━━━ INFORMATION SHOWN

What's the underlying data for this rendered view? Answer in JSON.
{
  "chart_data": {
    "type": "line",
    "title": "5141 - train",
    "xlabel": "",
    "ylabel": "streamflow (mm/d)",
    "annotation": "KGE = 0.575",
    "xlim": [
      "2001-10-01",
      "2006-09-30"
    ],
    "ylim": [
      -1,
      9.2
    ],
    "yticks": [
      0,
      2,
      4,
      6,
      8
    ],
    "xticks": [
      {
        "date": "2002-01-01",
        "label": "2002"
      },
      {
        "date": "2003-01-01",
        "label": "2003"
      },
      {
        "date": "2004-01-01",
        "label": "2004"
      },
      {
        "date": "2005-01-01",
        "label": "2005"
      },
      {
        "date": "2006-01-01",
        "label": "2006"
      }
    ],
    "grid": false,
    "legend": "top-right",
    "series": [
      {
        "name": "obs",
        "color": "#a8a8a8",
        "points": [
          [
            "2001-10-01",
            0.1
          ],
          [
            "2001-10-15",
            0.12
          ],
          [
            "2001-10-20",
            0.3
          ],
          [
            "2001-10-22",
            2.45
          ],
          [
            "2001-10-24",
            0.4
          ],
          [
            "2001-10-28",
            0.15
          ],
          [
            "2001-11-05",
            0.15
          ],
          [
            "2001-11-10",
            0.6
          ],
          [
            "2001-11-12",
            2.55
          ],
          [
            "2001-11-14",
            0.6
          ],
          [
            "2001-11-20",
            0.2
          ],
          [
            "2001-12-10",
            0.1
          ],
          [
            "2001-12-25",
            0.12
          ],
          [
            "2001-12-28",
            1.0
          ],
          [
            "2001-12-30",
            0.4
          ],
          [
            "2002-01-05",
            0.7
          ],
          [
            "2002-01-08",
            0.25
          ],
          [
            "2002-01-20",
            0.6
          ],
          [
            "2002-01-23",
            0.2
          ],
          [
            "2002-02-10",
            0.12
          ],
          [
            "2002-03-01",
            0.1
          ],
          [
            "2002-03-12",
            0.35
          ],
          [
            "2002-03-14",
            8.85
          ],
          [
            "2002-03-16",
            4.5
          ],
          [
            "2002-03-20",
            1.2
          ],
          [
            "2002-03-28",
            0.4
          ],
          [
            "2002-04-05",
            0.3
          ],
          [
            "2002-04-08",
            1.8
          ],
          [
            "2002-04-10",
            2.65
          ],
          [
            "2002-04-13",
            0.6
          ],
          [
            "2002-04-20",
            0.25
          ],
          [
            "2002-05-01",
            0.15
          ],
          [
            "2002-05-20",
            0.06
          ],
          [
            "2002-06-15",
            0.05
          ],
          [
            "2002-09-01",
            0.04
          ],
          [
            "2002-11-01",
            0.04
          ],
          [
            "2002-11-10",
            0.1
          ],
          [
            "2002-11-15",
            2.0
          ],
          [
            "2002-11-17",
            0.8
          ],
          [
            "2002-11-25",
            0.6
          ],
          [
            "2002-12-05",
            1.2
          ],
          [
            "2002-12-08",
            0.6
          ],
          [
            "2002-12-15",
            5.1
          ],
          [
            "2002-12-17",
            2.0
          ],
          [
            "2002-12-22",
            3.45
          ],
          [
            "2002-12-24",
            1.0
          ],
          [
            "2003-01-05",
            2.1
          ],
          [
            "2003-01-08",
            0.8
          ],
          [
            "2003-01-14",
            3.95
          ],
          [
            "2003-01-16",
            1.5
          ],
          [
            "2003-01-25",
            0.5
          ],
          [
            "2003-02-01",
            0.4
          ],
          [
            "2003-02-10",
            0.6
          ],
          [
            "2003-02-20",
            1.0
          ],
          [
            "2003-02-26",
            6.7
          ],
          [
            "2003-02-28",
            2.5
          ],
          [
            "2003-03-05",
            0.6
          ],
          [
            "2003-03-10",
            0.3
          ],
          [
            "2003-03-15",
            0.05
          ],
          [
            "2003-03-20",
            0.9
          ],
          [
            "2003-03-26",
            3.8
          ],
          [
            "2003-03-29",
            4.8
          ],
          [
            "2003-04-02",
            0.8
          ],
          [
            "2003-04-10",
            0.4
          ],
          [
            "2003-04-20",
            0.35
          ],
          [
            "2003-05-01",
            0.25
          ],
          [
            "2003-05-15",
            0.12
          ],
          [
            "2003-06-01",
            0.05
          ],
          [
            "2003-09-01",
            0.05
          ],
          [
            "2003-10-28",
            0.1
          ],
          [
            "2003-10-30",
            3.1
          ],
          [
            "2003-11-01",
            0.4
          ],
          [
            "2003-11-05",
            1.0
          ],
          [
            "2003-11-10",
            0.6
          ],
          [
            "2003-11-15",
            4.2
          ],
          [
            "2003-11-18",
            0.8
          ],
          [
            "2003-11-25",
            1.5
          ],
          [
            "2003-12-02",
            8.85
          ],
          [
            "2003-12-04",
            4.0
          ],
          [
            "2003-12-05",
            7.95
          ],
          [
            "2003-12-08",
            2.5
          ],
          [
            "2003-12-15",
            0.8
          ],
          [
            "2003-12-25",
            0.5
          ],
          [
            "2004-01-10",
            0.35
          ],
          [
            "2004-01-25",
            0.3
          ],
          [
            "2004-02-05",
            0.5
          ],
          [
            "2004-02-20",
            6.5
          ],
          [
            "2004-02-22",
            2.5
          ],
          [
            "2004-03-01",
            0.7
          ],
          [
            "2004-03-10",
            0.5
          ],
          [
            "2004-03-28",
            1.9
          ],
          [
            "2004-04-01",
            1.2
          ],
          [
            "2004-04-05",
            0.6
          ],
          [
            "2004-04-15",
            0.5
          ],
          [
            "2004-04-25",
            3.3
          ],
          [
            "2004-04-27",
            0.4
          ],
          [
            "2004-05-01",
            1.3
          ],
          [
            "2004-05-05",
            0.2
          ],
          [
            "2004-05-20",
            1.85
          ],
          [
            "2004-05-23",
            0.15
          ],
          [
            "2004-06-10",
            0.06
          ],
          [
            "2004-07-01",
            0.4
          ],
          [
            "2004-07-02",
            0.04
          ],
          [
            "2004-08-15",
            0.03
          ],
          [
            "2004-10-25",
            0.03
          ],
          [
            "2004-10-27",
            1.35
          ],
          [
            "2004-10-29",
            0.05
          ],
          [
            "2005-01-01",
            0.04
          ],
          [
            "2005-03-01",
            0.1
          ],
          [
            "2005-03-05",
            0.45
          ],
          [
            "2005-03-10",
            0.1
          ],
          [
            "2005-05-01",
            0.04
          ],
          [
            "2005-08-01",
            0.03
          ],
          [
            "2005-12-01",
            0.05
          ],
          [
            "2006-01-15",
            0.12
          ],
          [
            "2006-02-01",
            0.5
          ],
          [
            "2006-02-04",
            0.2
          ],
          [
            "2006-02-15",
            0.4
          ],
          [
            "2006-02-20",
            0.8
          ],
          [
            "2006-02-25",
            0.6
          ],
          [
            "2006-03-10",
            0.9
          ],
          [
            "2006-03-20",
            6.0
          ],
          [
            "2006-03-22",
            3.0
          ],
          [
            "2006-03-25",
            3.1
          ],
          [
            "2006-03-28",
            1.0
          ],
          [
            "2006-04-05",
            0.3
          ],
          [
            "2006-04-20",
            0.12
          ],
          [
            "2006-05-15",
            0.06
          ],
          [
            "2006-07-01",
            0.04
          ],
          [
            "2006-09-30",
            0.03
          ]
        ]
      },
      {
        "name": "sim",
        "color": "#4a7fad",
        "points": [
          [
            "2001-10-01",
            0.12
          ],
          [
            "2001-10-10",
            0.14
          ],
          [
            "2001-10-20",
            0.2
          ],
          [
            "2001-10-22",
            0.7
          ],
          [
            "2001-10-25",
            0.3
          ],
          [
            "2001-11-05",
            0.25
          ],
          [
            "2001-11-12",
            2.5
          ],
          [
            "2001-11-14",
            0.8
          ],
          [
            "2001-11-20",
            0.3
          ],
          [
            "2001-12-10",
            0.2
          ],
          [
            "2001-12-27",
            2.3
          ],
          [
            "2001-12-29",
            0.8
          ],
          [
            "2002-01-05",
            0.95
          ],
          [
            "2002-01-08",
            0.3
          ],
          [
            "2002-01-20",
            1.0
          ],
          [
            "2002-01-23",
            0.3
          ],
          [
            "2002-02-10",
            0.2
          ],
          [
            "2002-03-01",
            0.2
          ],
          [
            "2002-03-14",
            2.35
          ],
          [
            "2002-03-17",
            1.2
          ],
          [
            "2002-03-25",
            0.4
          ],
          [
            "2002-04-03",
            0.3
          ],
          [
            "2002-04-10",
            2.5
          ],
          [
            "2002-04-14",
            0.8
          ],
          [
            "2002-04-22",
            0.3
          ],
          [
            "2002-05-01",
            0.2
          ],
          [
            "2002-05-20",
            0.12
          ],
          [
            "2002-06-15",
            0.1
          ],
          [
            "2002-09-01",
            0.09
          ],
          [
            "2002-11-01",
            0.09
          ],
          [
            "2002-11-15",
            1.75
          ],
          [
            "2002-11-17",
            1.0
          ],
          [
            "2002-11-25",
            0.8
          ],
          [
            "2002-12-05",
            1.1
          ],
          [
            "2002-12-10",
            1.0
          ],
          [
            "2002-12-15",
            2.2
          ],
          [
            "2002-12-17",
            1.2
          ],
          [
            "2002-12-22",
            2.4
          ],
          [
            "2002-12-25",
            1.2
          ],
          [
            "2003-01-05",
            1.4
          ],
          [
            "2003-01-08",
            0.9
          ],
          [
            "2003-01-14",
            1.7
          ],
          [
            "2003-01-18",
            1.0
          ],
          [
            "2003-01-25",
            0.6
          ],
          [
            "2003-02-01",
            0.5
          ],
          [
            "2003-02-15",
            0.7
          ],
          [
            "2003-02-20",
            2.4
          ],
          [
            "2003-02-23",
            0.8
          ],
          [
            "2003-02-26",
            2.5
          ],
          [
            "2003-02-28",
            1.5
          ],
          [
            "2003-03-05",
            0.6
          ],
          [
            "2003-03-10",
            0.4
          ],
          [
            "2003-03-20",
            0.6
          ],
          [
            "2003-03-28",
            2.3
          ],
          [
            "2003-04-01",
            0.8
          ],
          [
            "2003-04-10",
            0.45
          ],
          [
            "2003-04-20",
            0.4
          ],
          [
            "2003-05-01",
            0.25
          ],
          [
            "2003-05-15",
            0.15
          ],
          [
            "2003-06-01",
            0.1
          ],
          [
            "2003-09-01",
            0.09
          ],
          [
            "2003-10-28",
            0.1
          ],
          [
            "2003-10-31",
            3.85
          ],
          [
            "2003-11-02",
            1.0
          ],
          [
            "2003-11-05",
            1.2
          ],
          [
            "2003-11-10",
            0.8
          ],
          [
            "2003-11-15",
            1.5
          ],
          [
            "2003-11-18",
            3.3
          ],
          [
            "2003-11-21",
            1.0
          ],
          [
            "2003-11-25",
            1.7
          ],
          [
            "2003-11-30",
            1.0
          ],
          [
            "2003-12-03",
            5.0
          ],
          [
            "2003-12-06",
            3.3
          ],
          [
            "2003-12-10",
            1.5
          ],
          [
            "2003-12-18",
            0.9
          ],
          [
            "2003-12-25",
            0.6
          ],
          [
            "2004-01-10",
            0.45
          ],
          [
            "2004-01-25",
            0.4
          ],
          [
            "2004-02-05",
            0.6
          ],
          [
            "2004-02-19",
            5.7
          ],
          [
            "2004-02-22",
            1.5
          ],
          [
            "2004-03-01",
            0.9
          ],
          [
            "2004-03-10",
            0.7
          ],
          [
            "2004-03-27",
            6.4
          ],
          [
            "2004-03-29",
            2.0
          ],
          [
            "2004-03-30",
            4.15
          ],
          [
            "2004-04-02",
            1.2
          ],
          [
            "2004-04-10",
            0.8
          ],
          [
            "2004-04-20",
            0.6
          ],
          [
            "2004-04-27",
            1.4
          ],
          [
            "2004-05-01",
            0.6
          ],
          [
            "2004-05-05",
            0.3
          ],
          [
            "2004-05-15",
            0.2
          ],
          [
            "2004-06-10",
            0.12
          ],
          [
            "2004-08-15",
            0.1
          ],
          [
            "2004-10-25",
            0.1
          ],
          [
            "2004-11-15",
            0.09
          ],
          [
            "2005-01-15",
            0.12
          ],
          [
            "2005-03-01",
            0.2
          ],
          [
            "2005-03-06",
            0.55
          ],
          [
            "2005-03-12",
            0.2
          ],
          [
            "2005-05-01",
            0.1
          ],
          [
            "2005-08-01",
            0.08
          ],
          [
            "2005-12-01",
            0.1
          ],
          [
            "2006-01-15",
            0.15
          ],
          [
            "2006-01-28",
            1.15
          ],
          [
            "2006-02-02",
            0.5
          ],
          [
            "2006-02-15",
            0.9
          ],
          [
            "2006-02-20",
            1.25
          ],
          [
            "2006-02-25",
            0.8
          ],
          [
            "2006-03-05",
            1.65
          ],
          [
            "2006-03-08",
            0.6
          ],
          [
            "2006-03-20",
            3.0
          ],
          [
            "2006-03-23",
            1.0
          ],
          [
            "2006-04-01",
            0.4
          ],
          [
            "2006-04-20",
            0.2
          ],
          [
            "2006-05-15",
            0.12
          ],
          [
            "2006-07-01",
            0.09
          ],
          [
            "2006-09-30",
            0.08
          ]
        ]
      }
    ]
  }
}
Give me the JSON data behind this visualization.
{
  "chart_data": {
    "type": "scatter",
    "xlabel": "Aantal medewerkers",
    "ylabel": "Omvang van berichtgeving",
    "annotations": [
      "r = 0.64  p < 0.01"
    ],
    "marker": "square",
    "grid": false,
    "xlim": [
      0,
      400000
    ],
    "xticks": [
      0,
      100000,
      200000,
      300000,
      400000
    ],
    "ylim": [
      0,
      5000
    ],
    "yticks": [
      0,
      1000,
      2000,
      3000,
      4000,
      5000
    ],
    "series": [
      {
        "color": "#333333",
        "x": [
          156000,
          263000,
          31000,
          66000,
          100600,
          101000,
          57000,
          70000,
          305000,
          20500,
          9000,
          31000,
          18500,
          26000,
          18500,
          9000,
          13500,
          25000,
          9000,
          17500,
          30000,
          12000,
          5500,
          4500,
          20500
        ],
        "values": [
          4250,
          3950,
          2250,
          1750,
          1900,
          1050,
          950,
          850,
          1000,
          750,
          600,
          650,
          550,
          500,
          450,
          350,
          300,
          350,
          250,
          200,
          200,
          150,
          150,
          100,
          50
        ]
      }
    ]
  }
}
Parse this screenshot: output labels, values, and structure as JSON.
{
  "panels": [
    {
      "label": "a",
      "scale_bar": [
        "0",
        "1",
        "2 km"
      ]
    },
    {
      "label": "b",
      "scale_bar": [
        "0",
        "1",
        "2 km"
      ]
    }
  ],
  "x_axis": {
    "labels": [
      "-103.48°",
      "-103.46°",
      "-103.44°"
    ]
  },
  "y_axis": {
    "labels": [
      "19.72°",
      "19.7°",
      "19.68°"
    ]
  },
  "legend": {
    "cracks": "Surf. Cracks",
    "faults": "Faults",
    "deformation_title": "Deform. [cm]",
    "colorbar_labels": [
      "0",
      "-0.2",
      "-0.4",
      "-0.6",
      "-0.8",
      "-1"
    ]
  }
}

━━━━━━

→ TO DO
Count every line of the records that holds the string "this". Write only the total.

→ RESULT OF THE TASK
3